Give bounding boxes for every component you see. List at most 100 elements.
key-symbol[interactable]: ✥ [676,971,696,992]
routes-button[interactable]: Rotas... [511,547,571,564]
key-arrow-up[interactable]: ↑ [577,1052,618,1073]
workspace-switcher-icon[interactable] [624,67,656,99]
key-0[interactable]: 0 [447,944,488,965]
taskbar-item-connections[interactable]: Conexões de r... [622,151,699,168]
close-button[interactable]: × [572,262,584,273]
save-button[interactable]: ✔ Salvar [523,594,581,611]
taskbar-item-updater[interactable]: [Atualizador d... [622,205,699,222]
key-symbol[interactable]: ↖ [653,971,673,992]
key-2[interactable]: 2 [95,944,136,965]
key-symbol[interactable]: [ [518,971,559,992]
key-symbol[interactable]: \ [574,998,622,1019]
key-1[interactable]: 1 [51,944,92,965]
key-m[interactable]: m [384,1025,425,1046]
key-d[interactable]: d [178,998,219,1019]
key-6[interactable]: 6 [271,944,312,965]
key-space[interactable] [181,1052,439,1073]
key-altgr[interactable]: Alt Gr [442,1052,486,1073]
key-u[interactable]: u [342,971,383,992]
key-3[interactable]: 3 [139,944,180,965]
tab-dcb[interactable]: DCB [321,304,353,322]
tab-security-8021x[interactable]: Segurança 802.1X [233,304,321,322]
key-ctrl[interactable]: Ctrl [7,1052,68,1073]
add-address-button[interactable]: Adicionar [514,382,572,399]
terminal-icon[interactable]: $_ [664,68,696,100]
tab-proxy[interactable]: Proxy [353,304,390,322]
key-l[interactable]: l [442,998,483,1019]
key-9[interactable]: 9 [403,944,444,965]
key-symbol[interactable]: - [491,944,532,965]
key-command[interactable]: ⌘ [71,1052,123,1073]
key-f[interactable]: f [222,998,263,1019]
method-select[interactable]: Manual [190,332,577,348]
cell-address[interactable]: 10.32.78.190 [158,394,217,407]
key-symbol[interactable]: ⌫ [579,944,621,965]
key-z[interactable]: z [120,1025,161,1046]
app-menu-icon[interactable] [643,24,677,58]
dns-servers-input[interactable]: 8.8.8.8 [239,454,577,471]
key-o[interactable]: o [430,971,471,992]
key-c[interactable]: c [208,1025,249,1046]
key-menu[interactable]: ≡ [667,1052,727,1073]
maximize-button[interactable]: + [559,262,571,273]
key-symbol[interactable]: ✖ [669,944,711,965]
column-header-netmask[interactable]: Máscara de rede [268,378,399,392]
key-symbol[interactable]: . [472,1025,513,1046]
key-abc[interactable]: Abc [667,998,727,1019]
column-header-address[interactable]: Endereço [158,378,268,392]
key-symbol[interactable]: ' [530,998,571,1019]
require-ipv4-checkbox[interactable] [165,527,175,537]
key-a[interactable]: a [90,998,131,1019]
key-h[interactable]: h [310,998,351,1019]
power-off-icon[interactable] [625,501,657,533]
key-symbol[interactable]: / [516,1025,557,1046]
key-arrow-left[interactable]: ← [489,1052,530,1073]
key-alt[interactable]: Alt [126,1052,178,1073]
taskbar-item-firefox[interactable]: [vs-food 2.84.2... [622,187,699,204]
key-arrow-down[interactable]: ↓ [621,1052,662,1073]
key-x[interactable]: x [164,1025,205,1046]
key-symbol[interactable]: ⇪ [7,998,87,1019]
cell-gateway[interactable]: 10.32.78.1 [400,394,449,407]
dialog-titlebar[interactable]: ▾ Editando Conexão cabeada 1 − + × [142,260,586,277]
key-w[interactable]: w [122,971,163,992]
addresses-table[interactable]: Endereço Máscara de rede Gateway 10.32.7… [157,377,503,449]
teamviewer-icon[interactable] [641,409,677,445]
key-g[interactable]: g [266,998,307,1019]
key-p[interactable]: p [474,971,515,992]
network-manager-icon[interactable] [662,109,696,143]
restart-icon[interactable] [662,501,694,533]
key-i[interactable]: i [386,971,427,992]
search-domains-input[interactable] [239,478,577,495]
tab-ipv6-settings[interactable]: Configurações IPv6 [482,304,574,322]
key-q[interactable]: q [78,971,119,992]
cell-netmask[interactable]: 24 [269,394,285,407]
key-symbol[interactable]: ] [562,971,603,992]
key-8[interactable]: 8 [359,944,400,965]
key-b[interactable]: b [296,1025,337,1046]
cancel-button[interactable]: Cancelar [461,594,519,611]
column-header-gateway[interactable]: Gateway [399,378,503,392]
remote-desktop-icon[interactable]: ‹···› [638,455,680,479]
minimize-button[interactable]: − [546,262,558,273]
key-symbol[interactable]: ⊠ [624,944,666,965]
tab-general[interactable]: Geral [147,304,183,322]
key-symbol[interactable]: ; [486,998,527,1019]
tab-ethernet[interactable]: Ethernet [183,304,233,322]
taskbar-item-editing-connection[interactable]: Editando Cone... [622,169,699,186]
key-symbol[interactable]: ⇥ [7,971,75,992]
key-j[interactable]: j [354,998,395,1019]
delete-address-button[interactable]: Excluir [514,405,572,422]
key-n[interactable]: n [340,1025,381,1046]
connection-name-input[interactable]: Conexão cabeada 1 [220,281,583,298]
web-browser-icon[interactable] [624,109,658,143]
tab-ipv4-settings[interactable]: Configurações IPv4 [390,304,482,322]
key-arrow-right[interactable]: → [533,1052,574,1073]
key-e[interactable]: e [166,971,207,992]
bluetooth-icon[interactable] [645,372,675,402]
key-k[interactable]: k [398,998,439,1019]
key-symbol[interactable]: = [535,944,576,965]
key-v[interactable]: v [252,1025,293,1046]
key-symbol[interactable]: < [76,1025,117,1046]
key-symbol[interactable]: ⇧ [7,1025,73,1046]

§ §

[Yapılacak İş] Materyalin ilk satırından başlayıp "key-o[interactable]: o [430,971,471,992]" içeren satırdan sonra durarak bu satırları yeniden yazın; "8.8.8.8" ifadesini "1.1.1.1" ile değiştirin ve diğer her şeyi olduğu gibi bırakın.

[Çözümlü Alıştırma]
Give bounding boxes for every component you see. List at most 100 elements.
key-symbol[interactable]: ✥ [676,971,696,992]
routes-button[interactable]: Rotas... [511,547,571,564]
key-arrow-up[interactable]: ↑ [577,1052,618,1073]
workspace-switcher-icon[interactable] [624,67,656,99]
key-0[interactable]: 0 [447,944,488,965]
taskbar-item-connections[interactable]: Conexões de r... [622,151,699,168]
close-button[interactable]: × [572,262,584,273]
save-button[interactable]: ✔ Salvar [523,594,581,611]
taskbar-item-updater[interactable]: [Atualizador d... [622,205,699,222]
key-symbol[interactable]: ↖ [653,971,673,992]
key-2[interactable]: 2 [95,944,136,965]
key-symbol[interactable]: [ [518,971,559,992]
key-symbol[interactable]: \ [574,998,622,1019]
key-1[interactable]: 1 [51,944,92,965]
key-m[interactable]: m [384,1025,425,1046]
key-d[interactable]: d [178,998,219,1019]
key-6[interactable]: 6 [271,944,312,965]
key-space[interactable] [181,1052,439,1073]
key-altgr[interactable]: Alt Gr [442,1052,486,1073]
key-u[interactable]: u [342,971,383,992]
key-3[interactable]: 3 [139,944,180,965]
tab-dcb[interactable]: DCB [321,304,353,322]
tab-security-8021x[interactable]: Segurança 802.1X [233,304,321,322]
key-ctrl[interactable]: Ctrl [7,1052,68,1073]
add-address-button[interactable]: Adicionar [514,382,572,399]
terminal-icon[interactable]: $_ [664,68,696,100]
tab-proxy[interactable]: Proxy [353,304,390,322]
key-l[interactable]: l [442,998,483,1019]
key-9[interactable]: 9 [403,944,444,965]
key-symbol[interactable]: - [491,944,532,965]
key-command[interactable]: ⌘ [71,1052,123,1073]
key-f[interactable]: f [222,998,263,1019]
method-select[interactable]: Manual [190,332,577,348]
cell-address[interactable]: 10.32.78.190 [158,394,217,407]
key-symbol[interactable]: ⌫ [579,944,621,965]
key-z[interactable]: z [120,1025,161,1046]
app-menu-icon[interactable] [643,24,677,58]
dns-servers-input[interactable]: 1.1.1.1 [239,454,577,471]
key-o[interactable]: o [430,971,471,992]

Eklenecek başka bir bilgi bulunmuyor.